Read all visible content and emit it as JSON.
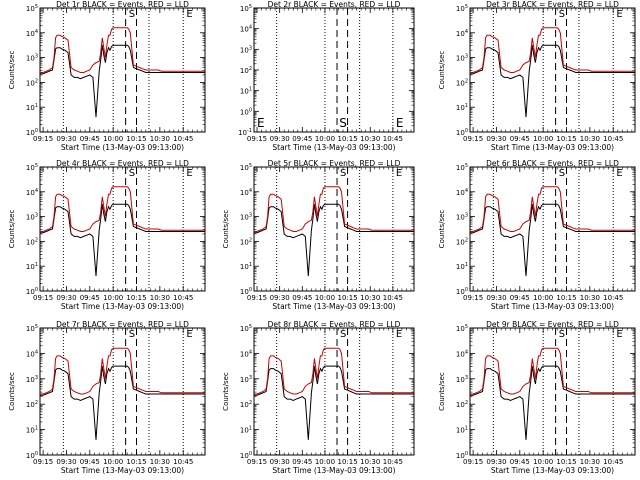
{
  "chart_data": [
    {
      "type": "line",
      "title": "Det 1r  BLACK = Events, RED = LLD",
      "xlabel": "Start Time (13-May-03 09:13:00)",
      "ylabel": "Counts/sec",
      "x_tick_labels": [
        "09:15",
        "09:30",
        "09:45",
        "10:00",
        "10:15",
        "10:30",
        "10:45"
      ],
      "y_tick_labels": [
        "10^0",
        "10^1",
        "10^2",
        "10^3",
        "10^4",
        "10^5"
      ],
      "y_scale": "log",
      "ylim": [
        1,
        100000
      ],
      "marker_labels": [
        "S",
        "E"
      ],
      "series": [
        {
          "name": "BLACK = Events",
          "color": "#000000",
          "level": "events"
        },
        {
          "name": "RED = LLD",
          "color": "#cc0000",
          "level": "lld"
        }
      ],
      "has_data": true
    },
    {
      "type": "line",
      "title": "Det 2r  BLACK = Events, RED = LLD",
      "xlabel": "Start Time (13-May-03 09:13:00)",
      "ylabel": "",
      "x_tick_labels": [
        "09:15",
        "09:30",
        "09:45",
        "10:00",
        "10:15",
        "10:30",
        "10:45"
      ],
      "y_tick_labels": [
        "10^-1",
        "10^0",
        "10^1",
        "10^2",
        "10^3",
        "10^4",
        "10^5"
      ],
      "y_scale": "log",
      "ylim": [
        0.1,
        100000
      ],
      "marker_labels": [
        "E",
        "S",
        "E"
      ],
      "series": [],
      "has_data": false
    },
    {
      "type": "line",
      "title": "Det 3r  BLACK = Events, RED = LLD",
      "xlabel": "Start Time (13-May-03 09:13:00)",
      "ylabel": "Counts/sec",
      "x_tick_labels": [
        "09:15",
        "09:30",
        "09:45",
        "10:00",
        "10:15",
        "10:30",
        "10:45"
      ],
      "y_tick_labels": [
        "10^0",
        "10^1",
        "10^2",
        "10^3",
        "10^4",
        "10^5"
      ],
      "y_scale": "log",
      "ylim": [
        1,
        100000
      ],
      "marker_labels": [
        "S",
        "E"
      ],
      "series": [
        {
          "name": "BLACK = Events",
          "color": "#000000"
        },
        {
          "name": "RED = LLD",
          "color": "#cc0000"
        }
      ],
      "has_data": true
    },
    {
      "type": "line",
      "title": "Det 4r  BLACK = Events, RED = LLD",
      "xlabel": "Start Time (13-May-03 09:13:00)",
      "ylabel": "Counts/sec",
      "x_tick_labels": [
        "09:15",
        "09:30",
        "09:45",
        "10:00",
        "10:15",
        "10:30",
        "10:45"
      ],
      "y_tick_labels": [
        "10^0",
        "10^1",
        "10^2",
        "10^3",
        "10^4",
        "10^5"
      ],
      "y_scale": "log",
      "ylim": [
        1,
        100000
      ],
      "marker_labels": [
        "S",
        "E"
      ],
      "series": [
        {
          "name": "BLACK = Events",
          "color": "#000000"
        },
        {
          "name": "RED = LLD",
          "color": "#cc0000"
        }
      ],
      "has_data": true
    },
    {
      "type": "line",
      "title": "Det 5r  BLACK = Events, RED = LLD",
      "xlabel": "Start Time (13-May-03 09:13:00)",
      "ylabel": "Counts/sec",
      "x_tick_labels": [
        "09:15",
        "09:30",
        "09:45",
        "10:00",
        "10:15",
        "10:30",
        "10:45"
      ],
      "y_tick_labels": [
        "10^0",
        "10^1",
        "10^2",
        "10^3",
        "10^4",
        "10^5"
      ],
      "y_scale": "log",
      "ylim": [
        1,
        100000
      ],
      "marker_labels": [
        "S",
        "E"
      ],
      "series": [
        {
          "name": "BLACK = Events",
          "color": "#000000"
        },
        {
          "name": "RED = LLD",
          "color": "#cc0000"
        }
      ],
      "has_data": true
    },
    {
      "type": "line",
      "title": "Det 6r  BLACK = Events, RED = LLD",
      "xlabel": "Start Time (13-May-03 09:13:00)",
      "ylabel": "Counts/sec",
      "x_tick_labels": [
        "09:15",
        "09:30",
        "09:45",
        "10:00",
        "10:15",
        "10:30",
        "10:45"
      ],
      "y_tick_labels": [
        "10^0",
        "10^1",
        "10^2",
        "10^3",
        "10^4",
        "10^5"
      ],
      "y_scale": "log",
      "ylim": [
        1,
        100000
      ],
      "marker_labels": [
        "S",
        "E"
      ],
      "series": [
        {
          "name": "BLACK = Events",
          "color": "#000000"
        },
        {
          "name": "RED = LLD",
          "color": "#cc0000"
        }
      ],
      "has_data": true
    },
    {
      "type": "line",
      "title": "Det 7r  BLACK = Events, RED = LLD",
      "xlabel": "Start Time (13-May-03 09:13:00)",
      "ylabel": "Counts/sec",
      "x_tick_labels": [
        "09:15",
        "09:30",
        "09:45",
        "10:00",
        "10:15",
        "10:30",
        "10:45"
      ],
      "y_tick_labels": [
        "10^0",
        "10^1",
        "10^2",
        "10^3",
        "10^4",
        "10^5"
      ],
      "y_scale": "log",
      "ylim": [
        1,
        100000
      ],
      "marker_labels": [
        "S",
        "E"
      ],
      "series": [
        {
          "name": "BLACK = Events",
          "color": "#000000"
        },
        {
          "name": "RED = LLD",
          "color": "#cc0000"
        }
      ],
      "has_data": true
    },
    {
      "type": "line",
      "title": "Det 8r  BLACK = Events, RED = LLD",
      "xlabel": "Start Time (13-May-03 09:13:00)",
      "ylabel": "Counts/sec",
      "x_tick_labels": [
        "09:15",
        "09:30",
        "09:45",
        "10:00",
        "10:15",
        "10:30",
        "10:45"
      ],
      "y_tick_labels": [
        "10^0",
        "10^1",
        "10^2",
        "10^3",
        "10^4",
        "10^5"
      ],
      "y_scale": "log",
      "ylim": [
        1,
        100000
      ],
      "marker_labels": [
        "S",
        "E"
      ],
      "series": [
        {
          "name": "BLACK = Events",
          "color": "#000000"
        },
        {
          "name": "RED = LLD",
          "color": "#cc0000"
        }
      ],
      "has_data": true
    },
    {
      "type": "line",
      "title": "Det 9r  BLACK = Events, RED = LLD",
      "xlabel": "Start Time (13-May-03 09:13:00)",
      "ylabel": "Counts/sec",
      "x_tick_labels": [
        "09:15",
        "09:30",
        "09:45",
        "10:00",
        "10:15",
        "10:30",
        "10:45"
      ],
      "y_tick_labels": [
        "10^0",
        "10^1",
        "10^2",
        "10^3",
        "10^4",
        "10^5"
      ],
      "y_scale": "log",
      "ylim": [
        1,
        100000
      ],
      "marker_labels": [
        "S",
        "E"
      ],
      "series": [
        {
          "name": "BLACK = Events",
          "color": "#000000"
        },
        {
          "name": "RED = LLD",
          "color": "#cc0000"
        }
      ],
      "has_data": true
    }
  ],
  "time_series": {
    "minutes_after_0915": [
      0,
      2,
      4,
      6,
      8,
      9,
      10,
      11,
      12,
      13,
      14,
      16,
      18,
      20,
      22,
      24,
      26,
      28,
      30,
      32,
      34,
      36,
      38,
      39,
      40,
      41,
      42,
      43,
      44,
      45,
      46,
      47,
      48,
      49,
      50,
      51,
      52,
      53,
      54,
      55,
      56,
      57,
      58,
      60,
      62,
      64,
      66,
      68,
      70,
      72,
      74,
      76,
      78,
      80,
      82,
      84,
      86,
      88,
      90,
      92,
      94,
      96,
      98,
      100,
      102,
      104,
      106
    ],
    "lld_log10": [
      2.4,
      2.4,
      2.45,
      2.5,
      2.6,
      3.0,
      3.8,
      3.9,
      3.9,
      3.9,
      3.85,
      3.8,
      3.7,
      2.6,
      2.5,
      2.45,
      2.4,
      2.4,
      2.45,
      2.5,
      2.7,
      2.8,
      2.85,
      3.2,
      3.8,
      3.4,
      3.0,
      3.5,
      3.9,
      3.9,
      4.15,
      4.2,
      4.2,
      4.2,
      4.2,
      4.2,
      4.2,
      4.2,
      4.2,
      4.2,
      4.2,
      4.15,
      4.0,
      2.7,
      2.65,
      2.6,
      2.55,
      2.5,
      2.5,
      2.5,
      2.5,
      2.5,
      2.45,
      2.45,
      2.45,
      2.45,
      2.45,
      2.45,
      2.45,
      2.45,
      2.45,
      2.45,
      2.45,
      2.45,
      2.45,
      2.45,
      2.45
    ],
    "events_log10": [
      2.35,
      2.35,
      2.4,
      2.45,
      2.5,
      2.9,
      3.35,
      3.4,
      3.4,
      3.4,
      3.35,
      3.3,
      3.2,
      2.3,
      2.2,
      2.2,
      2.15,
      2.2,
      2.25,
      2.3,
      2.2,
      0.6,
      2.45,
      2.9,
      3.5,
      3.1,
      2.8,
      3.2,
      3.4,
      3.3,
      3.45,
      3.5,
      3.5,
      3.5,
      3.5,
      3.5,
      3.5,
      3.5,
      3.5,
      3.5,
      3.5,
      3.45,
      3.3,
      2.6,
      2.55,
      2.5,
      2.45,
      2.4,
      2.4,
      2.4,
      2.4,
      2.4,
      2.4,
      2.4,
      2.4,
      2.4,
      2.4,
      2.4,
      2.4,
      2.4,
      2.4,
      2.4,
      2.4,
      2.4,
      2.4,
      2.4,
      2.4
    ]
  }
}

--------------------

_Exercise prompt_
Copy each line of the records that contains the word "title".

_Exercise output_
      "title": "Det 1r  BLACK = Events, RED = LLD",
      "title": "Det 2r  BLACK = Events, RED = LLD",
      "title": "Det 3r  BLACK = Events, RED = LLD",
      "title": "Det 4r  BLACK = Events, RED = LLD",
      "title": "Det 5r  BLACK = Events, RED = LLD",
      "title": "Det 6r  BLACK = Events, RED = LLD",
      "title": "Det 7r  BLACK = Events, RED = LLD",
      "title": "Det 8r  BLACK = Events, RED = LLD",
      "title": "Det 9r  BLACK = Events, RED = LLD",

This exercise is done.